[AIM OF THE EXERCISE]
Emit the data below verbatim, stripping out any pictures.

[Recorded data]
^^^^^^^^

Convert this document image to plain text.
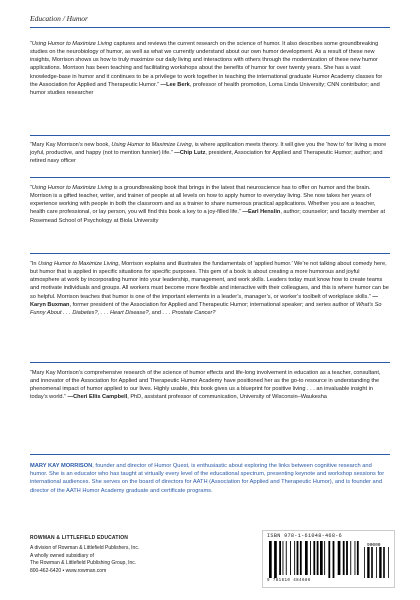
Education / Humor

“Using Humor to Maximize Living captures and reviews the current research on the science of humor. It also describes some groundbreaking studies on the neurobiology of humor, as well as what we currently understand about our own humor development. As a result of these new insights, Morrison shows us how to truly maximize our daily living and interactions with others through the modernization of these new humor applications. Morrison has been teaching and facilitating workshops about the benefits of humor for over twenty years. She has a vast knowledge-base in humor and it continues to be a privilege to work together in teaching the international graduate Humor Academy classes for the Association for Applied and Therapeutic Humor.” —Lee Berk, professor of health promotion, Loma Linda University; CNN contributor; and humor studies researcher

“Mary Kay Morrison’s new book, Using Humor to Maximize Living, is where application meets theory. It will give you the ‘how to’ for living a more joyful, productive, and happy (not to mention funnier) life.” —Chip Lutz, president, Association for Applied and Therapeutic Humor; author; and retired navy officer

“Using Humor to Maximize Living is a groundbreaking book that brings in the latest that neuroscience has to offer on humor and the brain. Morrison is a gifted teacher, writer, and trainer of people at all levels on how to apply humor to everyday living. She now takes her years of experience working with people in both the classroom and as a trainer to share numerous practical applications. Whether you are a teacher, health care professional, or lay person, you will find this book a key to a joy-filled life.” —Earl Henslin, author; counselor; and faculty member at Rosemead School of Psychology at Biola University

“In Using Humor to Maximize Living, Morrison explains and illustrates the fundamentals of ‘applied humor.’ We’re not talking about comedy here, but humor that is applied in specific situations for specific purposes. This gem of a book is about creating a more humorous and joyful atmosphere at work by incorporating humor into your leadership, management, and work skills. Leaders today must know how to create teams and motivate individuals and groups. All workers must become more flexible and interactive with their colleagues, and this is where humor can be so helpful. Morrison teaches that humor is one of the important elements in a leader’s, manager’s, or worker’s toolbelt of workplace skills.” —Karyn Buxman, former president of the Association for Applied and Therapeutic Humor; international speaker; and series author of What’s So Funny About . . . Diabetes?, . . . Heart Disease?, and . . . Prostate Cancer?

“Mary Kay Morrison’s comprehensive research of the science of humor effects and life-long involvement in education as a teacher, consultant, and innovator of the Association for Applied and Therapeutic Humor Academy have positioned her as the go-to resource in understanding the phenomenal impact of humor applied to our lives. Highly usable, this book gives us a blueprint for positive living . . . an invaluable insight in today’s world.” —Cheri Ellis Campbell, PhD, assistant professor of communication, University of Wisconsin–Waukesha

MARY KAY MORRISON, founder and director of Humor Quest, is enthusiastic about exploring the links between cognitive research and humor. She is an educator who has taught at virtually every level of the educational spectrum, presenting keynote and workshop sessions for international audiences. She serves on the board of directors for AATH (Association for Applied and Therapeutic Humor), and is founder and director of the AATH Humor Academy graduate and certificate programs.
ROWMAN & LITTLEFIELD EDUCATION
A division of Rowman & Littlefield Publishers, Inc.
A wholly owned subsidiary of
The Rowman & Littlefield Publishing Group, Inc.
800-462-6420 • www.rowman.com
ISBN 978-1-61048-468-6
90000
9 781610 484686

^^^^^^^^

[RESULT OF THIS TASK]
Convert this document image to plain text.
Education / Humor

“Using Humor to Maximize Living captures and reviews the current research on the science of humor. It also describes some groundbreaking studies on the neurobiology of humor, as well as what we currently understand about our own humor development. As a result of these new insights, Morrison shows us how to truly maximize our daily living and interactions with others through the modernization of these new humor applications. Morrison has been teaching and facilitating workshops about the benefits of humor for over twenty years. She has a vast knowledge-base in humor and it continues to be a privilege to work together in teaching the international graduate Humor Academy classes for the Association for Applied and Therapeutic Humor.” —Lee Berk, professor of health promotion, Loma Linda University; CNN contributor; and humor studies researcher

“Mary Kay Morrison’s new book, Using Humor to Maximize Living, is where application meets theory. It will give you the ‘how to’ for living a more joyful, productive, and happy (not to mention funnier) life.” —Chip Lutz, president, Association for Applied and Therapeutic Humor; author; and retired navy officer

“Using Humor to Maximize Living is a groundbreaking book that brings in the latest that neuroscience has to offer on humor and the brain. Morrison is a gifted teacher, writer, and trainer of people at all levels on how to apply humor to everyday living. She now takes her years of experience working with people in both the classroom and as a trainer to share numerous practical applications. Whether you are a teacher, health care professional, or lay person, you will find this book a key to a joy-filled life.” —Earl Henslin, author; counselor; and faculty member at Rosemead School of Psychology at Biola University

“In Using Humor to Maximize Living, Morrison explains and illustrates the fundamentals of ‘applied humor.’ We’re not talking about comedy here, but humor that is applied in specific situations for specific purposes. This gem of a book is about creating a more humorous and joyful atmosphere at work by incorporating humor into your leadership, management, and work skills. Leaders today must know how to create teams and motivate individuals and groups. All workers must become more flexible and interactive with their colleagues, and this is where humor can be so helpful. Morrison teaches that humor is one of the important elements in a leader’s, manager’s, or worker’s toolbelt of workplace skills.” —Karyn Buxman, former president of the Association for Applied and Therapeutic Humor; international speaker; and series author of What’s So Funny About . . . Diabetes?, . . . Heart Disease?, and . . . Prostate Cancer?

“Mary Kay Morrison’s comprehensive research of the science of humor effects and life-long involvement in education as a teacher, consultant, and innovator of the Association for Applied and Therapeutic Humor Academy have positioned her as the go-to resource in understanding the phenomenal impact of humor applied to our lives. Highly usable, this book gives us a blueprint for positive living . . . an invaluable insight in today’s world.” —Cheri Ellis Campbell, PhD, assistant professor of communication, University of Wisconsin–Waukesha

MARY KAY MORRISON, founder and director of Humor Quest, is enthusiastic about exploring the links between cognitive research and humor. She is an educator who has taught at virtually every level of the educational spectrum, presenting keynote and workshop sessions for international audiences. She serves on the board of directors for AATH (Association for Applied and Therapeutic Humor), and is founder and director of the AATH Humor Academy graduate and certificate programs.
ROWMAN & LITTLEFIELD EDUCATION
A division of Rowman & Littlefield Publishers, Inc.
A wholly owned subsidiary of
The Rowman & Littlefield Publishing Group, Inc.
800-462-6420 • www.rowman.com
ISBN 978-1-61048-468-6
90000
9 781610 484686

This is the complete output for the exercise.